Exercise description → Among the entries, which lines carry the string "лицо"? Copy each of them.
+---+
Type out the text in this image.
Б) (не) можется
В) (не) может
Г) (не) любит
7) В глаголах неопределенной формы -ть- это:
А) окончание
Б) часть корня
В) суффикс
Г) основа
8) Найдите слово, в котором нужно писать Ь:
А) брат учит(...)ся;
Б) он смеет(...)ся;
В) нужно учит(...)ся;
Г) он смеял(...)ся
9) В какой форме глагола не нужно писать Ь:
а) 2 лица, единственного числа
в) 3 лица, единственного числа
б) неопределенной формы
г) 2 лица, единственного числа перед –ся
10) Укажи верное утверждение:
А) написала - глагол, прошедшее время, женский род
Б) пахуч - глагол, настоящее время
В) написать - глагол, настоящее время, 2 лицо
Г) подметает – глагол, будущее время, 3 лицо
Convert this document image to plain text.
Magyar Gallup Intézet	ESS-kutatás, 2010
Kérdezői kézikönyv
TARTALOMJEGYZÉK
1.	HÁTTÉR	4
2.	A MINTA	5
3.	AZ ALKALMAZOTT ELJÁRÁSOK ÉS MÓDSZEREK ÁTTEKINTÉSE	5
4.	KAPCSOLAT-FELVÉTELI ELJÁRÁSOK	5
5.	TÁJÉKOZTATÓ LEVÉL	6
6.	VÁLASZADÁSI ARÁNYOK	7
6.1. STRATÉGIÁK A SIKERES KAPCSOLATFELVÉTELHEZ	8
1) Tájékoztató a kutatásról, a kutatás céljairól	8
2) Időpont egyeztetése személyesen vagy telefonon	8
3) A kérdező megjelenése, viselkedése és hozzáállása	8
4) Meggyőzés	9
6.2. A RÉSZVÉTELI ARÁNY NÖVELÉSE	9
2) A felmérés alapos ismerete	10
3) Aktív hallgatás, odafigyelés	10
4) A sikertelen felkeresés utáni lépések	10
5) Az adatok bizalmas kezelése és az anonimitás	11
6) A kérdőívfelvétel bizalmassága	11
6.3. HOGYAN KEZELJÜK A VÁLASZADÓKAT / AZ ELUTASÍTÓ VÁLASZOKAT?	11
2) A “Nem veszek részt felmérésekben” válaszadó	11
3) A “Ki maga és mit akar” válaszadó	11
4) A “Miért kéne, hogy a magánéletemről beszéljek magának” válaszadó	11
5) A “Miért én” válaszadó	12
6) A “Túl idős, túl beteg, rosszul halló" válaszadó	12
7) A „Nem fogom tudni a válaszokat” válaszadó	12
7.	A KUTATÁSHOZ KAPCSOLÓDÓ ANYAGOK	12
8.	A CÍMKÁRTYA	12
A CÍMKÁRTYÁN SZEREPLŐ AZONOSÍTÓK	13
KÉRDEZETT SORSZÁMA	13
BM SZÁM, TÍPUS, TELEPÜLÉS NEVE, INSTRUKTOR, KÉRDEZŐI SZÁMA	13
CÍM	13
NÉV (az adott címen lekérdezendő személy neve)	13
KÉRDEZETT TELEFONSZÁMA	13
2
+---+
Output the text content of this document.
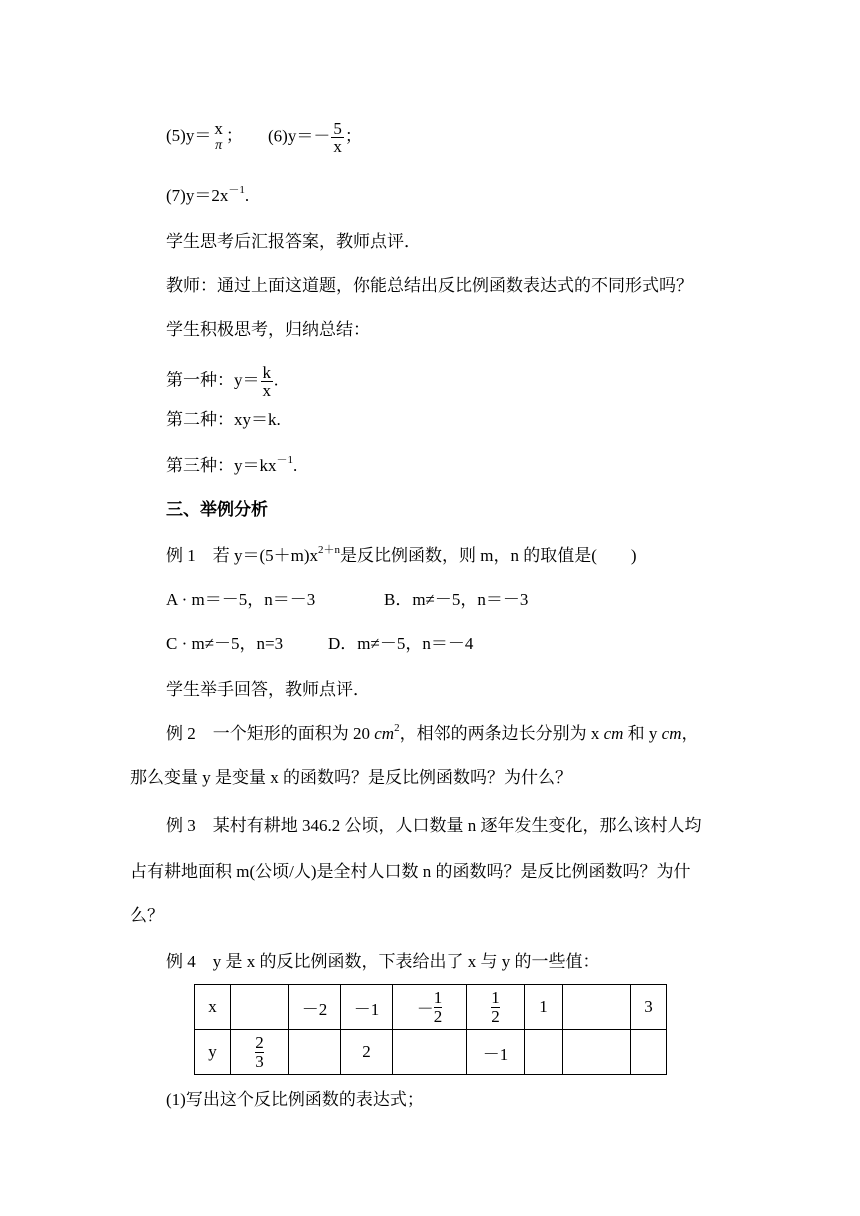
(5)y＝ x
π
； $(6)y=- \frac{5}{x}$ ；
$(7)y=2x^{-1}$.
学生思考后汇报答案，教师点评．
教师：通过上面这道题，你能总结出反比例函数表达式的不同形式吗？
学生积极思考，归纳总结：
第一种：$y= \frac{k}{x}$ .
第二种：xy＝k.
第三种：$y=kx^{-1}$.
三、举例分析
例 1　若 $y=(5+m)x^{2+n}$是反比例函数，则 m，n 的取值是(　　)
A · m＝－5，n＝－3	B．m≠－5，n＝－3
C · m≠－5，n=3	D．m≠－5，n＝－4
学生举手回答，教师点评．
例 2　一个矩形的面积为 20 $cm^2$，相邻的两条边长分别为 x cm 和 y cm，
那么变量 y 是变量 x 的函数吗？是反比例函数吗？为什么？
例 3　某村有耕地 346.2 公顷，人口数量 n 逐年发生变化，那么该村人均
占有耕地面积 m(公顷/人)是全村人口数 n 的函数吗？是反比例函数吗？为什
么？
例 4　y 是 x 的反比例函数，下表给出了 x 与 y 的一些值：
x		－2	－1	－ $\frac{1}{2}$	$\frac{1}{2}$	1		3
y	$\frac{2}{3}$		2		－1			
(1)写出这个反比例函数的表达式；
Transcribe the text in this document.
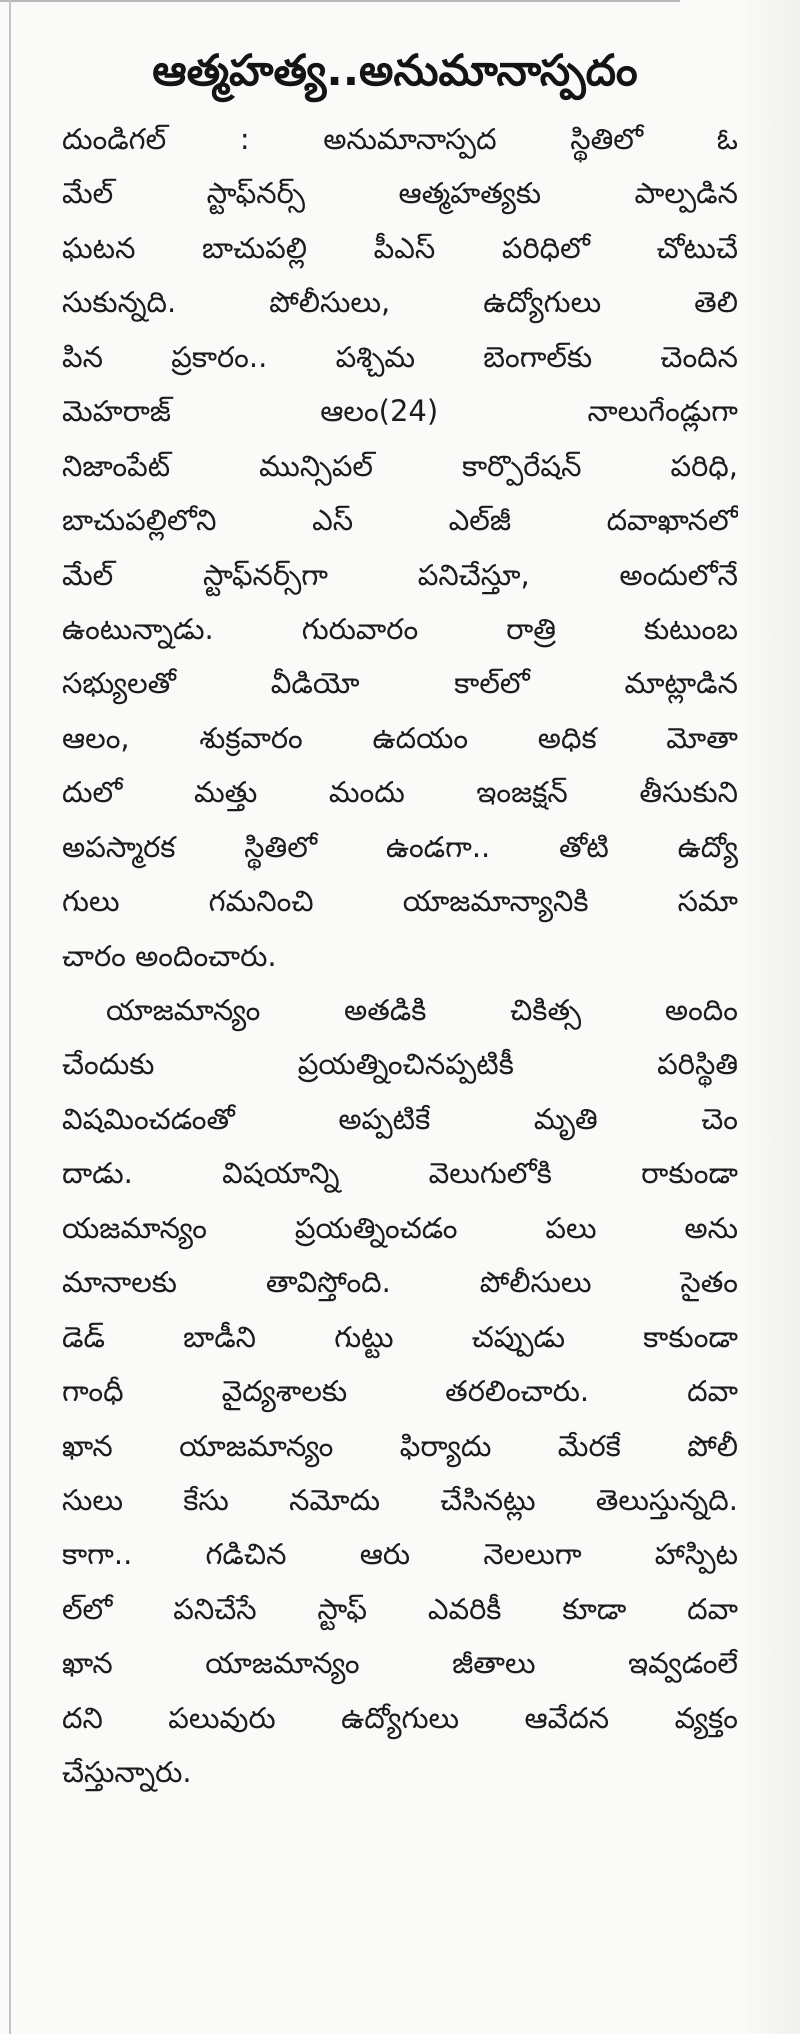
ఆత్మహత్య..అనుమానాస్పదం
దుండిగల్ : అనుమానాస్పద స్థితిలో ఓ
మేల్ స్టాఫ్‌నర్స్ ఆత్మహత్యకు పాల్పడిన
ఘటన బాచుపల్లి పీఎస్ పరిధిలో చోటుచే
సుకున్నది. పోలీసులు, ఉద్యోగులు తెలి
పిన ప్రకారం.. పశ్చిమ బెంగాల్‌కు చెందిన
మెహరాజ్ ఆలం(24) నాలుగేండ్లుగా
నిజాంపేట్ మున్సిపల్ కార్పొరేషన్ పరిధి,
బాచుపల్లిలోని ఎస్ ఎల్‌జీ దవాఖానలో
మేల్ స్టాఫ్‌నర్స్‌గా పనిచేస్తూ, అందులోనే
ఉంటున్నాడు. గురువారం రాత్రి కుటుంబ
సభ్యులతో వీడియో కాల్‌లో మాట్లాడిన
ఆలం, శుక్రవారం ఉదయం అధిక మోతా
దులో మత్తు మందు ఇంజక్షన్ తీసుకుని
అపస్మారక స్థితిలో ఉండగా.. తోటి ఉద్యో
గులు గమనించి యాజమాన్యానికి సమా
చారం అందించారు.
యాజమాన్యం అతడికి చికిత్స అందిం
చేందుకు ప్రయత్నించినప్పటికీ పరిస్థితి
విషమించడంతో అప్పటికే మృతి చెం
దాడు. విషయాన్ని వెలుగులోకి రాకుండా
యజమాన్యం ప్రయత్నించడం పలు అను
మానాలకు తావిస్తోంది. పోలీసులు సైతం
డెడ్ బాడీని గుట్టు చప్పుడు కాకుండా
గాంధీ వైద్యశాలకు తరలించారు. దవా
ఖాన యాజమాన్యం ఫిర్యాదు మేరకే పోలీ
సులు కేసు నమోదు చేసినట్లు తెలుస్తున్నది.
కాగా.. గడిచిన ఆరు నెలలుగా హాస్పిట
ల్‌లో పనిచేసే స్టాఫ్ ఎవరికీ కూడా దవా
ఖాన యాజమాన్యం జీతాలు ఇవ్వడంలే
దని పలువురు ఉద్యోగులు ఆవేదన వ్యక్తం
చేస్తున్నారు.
+---+
Final answer →
В) написать - глагол, настоящее время, 2 лицо
Г) подметает – глагол, будущее время, 3 лицо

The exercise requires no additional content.